Identify, in the records below, every line where the string "nuestra" appears, and copy each such line.

§ §

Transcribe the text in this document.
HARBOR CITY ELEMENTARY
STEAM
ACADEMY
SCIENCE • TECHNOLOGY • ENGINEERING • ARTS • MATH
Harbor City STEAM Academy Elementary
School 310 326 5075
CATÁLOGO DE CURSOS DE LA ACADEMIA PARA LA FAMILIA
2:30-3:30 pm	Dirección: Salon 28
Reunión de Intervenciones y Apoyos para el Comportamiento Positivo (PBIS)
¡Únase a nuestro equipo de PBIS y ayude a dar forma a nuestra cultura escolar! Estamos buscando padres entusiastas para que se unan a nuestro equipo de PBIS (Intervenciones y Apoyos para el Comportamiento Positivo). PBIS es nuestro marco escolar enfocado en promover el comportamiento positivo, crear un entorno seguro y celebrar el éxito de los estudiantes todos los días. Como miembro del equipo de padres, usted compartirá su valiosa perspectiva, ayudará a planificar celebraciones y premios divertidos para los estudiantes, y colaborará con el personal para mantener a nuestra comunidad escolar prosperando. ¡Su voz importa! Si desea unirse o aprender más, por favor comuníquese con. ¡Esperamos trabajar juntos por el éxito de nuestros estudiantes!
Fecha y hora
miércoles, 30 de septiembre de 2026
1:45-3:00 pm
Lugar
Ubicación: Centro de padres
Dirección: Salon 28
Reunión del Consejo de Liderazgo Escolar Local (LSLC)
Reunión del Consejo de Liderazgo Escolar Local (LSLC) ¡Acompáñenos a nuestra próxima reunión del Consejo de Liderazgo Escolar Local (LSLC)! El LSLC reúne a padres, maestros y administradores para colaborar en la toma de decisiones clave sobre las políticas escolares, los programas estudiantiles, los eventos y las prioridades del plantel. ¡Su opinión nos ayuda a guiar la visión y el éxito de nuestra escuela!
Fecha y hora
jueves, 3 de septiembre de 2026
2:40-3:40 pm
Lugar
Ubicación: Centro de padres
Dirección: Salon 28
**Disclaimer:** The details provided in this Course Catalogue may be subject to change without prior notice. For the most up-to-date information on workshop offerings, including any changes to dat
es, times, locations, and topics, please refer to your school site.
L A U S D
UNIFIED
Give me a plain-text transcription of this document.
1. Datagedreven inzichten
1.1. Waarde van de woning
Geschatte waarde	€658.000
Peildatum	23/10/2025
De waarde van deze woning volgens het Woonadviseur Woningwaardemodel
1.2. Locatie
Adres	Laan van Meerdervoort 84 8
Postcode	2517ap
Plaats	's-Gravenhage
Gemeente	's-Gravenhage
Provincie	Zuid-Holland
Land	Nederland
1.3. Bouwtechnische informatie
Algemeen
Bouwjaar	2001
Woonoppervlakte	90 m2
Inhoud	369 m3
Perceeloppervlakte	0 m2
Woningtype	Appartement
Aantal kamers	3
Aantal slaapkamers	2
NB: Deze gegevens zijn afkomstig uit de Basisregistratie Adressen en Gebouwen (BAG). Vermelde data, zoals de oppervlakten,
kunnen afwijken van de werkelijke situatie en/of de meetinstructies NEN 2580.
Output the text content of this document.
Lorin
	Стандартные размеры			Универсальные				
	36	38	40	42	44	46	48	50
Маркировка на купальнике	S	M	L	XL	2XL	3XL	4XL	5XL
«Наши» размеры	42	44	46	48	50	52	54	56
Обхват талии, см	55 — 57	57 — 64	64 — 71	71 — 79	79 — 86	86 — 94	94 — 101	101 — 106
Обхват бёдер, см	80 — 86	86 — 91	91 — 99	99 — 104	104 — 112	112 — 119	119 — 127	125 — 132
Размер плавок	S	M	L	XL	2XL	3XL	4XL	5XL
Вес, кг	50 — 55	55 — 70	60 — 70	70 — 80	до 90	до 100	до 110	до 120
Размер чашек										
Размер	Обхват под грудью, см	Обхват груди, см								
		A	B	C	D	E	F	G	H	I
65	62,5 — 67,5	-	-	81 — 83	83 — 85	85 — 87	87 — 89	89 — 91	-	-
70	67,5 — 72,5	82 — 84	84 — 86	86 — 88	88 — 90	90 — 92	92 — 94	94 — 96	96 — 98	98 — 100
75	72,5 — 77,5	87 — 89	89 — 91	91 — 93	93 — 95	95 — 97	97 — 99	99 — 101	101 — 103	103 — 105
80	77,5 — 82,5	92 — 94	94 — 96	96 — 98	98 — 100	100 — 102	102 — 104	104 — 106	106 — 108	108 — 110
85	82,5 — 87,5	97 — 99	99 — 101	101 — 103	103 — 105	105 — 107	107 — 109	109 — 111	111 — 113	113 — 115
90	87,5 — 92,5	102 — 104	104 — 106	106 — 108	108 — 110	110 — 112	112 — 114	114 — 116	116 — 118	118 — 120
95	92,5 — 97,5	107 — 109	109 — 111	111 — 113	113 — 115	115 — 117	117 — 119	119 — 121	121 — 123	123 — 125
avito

§ §

**Exercise solution**.
¡Únase a nuestro equipo de PBIS y ayude a dar forma a nuestra cultura escolar! Estamos buscando padres entusiastas para que se unan a nuestro equipo de PBIS (Intervenciones y Apoyos para el Comportamiento Positivo). PBIS es nuestro marco escolar enfocado en promover el comportamiento positivo, crear un entorno seguro y celebrar el éxito de los estudiantes todos los días. Como miembro del equipo de padres, usted compartirá su valiosa perspectiva, ayudará a planificar celebraciones y premios divertidos para los estudiantes, y colaborará con el personal para mantener a nuestra comunidad escolar prosperando. ¡Su voz importa! Si desea unirse o aprender más, por favor comuníquese con. ¡Esperamos trabajar juntos por el éxito de nuestros estudiantes!
Reunión del Consejo de Liderazgo Escolar Local (LSLC) ¡Acompáñenos a nuestra próxima reunión del Consejo de Liderazgo Escolar Local (LSLC)! El LSLC reúne a padres, maestros y administradores para colaborar en la toma de decisiones clave sobre las políticas escolares, los programas estudiantiles, los eventos y las prioridades del plantel. ¡Su opinión nos ayuda a guiar la visión y el éxito de nuestra escuela!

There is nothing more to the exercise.